Do this |
Images do not belong in the copy. Retype all the entries below exactly.

────────

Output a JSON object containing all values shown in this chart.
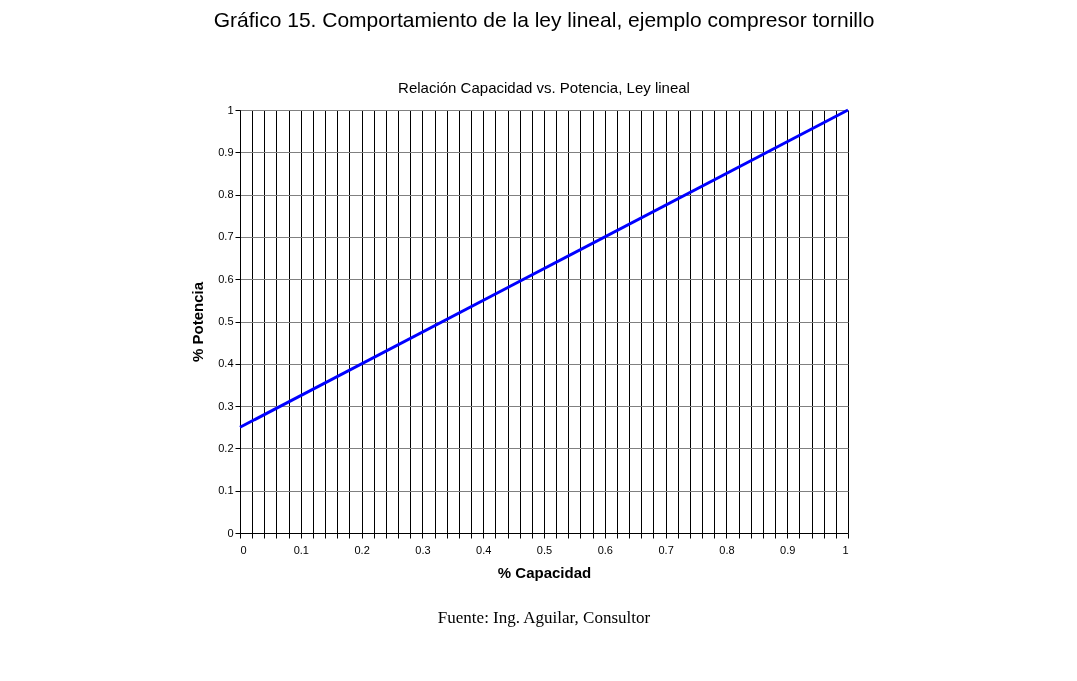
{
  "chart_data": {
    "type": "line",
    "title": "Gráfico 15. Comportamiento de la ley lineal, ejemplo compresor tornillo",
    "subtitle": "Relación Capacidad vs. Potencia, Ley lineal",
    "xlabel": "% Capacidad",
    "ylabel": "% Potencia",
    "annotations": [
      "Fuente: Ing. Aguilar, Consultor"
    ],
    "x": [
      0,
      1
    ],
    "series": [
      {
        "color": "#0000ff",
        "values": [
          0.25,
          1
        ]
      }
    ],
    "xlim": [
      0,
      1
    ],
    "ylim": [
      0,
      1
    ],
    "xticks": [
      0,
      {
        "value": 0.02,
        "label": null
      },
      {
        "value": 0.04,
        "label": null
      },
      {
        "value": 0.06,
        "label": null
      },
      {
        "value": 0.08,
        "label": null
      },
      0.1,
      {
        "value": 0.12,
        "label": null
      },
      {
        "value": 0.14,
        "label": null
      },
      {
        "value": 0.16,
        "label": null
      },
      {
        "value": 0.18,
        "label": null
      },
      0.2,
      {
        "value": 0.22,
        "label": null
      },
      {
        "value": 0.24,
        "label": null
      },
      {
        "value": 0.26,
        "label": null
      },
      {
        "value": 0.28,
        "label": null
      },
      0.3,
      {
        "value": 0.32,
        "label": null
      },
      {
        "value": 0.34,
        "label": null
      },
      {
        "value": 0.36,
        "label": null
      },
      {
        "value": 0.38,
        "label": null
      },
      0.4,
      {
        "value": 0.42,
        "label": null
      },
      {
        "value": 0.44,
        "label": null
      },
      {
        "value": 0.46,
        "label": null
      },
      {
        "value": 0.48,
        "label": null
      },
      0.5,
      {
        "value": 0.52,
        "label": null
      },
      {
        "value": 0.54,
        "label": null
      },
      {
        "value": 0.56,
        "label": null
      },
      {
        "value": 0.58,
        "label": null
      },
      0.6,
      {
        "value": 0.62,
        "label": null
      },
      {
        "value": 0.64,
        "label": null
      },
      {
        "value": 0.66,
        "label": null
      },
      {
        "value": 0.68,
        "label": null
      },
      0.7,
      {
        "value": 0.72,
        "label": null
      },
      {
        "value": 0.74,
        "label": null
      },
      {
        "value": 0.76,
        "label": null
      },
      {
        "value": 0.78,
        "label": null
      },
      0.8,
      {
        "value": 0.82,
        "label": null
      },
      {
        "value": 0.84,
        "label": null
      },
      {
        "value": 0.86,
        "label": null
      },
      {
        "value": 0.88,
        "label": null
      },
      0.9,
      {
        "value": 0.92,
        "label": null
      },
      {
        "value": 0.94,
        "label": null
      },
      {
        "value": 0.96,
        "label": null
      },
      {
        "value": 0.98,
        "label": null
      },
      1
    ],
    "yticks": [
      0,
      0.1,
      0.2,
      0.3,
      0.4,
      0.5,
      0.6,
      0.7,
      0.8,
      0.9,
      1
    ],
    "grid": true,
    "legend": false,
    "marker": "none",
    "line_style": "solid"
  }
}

────────

Response to this exercise |
Output a JSON object containing all values shown in this chart.
{
  "chart_data": {
    "type": "line",
    "title": "Gráfico 15. Comportamiento de la ley lineal, ejemplo compresor tornillo",
    "subtitle": "Relación Capacidad vs. Potencia, Ley lineal",
    "xlabel": "% Capacidad",
    "ylabel": "% Potencia",
    "annotations": [
      "Fuente: Ing. Aguilar, Consultor"
    ],
    "x": [
      0,
      1
    ],
    "series": [
      {
        "color": "#0000ff",
        "values": [
          0.25,
          1
        ]
      }
    ],
    "xlim": [
      0,
      1
    ],
    "ylim": [
      0,
      1
    ],
    "xticks": [
      0,
      {
        "value": 0.02,
        "label": null
      },
      {
        "value": 0.04,
        "label": null
      },
      {
        "value": 0.06,
        "label": null
      },
      {
        "value": 0.08,
        "label": null
      },
      0.1,
      {
        "value": 0.12,
        "label": null
      },
      {
        "value": 0.14,
        "label": null
      },
      {
        "value": 0.16,
        "label": null
      },
      {
        "value": 0.18,
        "label": null
      },
      0.2,
      {
        "value": 0.22,
        "label": null
      },
      {
        "value": 0.24,
        "label": null
      },
      {
        "value": 0.26,
        "label": null
      },
      {
        "value": 0.28,
        "label": null
      },
      0.3,
      {
        "value": 0.32,
        "label": null
      },
      {
        "value": 0.34,
        "label": null
      },
      {
        "value": 0.36,
        "label": null
      },
      {
        "value": 0.38,
        "label": null
      },
      0.4,
      {
        "value": 0.42,
        "label": null
      },
      {
        "value": 0.44,
        "label": null
      },
      {
        "value": 0.46,
        "label": null
      },
      {
        "value": 0.48,
        "label": null
      },
      0.5,
      {
        "value": 0.52,
        "label": null
      },
      {
        "value": 0.54,
        "label": null
      },
      {
        "value": 0.56,
        "label": null
      },
      {
        "value": 0.58,
        "label": null
      },
      0.6,
      {
        "value": 0.62,
        "label": null
      },
      {
        "value": 0.64,
        "label": null
      },
      {
        "value": 0.66,
        "label": null
      },
      {
        "value": 0.68,
        "label": null
      },
      0.7,
      {
        "value": 0.72,
        "label": null
      },
      {
        "value": 0.74,
        "label": null
      },
      {
        "value": 0.76,
        "label": null
      },
      {
        "value": 0.78,
        "label": null
      },
      0.8,
      {
        "value": 0.82,
        "label": null
      },
      {
        "value": 0.84,
        "label": null
      },
      {
        "value": 0.86,
        "label": null
      },
      {
        "value": 0.88,
        "label": null
      },
      0.9,
      {
        "value": 0.92,
        "label": null
      },
      {
        "value": 0.94,
        "label": null
      },
      {
        "value": 0.96,
        "label": null
      },
      {
        "value": 0.98,
        "label": null
      },
      1
    ],
    "yticks": [
      0,
      0.1,
      0.2,
      0.3,
      0.4,
      0.5,
      0.6,
      0.7,
      0.8,
      0.9,
      1
    ],
    "grid": true,
    "legend": false,
    "marker": "none",
    "line_style": "solid"
  }
}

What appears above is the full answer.